◆ Required work:
1. In the blog post about browser plug-ins, what is the open source project called?
2. Reproduce the blog post about browser plug-ins word for word, everything from "Monday, September 20, 2010" down to "Java or C#.".

◆ Selected extract:
● ● ●

Monday, September 20, 2010
Broad experience: the browser plug-in
My nephew, Richard, rather amazes me by the breadth of his experience sometimes. I think true geeks grow up "broad" now days. Many of the rest of us have had careers in very vertical pursuits sometimes and breadth has come to us more especially at the moments of technological shift, from ALGOL and Fortran to C, from C to C++, from C++ to Java or C#.
Anyway, among the myriad things he's done in his as-yet short career of PHP and web work, streaming video and a few other undertakings is an open source project that grew out of experience gained at Move Networks to enable rapid development and easy maintenance of browser plug-ins written for just about any platform. Move is a now-struggling concern with some pretty super streaming video technology whose future is a bit uncertain to say the least at this point. Browser hosting of video streams was the name of the game.
The project is called FireBreath, but that doesn't so much tell the tale. Check out A Year in the Life of an Open-source Project.
Browser extension vs. plug-in
While we're at it, let's note that there is some confusion in the space between browser extensions and browser plug-ins.

● ● ●

◆ Information provided:
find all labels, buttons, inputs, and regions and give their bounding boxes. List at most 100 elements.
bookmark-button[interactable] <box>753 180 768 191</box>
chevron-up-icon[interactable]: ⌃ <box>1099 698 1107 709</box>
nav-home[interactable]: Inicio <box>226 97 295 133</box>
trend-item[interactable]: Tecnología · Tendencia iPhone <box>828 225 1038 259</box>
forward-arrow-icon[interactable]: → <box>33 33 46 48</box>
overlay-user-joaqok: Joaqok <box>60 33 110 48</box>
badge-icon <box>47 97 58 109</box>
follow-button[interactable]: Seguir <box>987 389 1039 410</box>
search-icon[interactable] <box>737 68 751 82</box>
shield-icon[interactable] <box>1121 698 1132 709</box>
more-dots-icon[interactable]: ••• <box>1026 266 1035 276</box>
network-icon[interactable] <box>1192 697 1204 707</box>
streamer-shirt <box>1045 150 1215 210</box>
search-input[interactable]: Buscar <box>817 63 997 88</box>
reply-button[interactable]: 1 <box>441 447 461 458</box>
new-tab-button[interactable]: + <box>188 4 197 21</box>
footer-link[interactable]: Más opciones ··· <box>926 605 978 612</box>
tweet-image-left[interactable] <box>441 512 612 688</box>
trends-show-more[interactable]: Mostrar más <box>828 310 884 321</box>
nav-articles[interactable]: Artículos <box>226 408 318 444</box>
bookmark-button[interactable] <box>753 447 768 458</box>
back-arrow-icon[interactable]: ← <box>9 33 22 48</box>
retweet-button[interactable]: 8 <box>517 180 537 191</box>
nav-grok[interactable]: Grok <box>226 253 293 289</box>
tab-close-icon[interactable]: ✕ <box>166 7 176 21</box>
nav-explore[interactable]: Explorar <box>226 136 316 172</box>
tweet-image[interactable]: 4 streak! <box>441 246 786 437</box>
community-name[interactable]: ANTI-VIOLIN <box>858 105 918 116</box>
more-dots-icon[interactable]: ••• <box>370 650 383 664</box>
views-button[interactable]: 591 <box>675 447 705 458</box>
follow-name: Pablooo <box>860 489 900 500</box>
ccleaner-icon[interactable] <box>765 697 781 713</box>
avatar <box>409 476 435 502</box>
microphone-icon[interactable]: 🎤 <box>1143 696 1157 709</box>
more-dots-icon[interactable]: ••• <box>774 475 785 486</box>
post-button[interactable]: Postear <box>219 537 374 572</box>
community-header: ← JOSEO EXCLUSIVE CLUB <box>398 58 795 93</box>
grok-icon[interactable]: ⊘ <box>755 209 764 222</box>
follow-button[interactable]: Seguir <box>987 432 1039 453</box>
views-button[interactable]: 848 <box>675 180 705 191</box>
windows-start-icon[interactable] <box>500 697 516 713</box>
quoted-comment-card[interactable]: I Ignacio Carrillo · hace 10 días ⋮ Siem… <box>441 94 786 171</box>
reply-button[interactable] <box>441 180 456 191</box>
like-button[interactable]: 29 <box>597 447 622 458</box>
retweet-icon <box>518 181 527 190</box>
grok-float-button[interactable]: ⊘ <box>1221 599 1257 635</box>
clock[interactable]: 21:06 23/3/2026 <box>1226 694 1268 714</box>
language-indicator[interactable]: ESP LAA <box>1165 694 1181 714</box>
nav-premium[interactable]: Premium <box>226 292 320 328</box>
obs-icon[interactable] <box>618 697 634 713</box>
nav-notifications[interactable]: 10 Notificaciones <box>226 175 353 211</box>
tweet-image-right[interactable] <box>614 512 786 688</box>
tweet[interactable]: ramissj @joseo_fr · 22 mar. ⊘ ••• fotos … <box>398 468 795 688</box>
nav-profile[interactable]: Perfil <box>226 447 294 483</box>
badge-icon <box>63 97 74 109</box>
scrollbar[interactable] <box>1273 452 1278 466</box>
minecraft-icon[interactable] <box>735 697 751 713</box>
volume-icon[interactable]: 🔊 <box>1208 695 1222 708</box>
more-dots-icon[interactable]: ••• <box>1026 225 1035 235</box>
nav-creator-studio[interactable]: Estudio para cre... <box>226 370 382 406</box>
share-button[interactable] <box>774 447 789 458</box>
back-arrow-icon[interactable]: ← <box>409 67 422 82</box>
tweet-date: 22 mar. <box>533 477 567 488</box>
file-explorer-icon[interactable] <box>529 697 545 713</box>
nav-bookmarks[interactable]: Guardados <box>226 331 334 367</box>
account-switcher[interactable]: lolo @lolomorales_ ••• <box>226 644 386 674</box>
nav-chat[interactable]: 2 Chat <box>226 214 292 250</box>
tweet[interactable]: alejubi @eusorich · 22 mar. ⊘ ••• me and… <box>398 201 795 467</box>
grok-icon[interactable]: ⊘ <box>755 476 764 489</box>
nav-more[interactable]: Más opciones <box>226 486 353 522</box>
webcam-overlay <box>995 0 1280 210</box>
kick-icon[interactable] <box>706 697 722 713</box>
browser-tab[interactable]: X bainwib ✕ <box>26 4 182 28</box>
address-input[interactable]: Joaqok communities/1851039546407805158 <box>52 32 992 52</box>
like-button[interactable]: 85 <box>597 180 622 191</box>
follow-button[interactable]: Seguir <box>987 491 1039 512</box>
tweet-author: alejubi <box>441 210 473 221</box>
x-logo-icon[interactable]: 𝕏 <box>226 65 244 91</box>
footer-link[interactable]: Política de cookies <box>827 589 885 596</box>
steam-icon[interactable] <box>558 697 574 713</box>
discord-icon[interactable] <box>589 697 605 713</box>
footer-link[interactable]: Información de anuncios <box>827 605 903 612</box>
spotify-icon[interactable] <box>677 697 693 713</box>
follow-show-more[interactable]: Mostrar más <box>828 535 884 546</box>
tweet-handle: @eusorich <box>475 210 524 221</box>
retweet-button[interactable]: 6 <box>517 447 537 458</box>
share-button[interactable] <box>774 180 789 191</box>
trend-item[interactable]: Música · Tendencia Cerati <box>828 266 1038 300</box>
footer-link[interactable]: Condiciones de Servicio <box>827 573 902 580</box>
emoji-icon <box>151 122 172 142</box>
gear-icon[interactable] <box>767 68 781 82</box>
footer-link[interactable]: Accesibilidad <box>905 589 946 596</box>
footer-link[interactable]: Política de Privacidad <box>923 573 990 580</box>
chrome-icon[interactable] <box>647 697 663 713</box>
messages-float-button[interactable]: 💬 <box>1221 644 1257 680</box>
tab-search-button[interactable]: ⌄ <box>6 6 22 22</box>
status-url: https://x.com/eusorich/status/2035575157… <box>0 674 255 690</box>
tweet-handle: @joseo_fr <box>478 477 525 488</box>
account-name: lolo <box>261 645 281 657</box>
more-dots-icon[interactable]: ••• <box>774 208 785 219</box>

● ● ●

◆ Solutions for each task:
1. FireBreath

2.
Monday, September 20, 2010
Broad experience: the browser plug-in
My nephew, Richard, rather amazes me by the breadth of his experience sometimes. I think true geeks grow up "broad" now days. Many of the rest of us have had careers in very vertical pursuits sometimes and breadth has come to us more especially at the moments of technological shift, from ALGOL and Fortran to C, from C to C++, from C++ to Java or C#.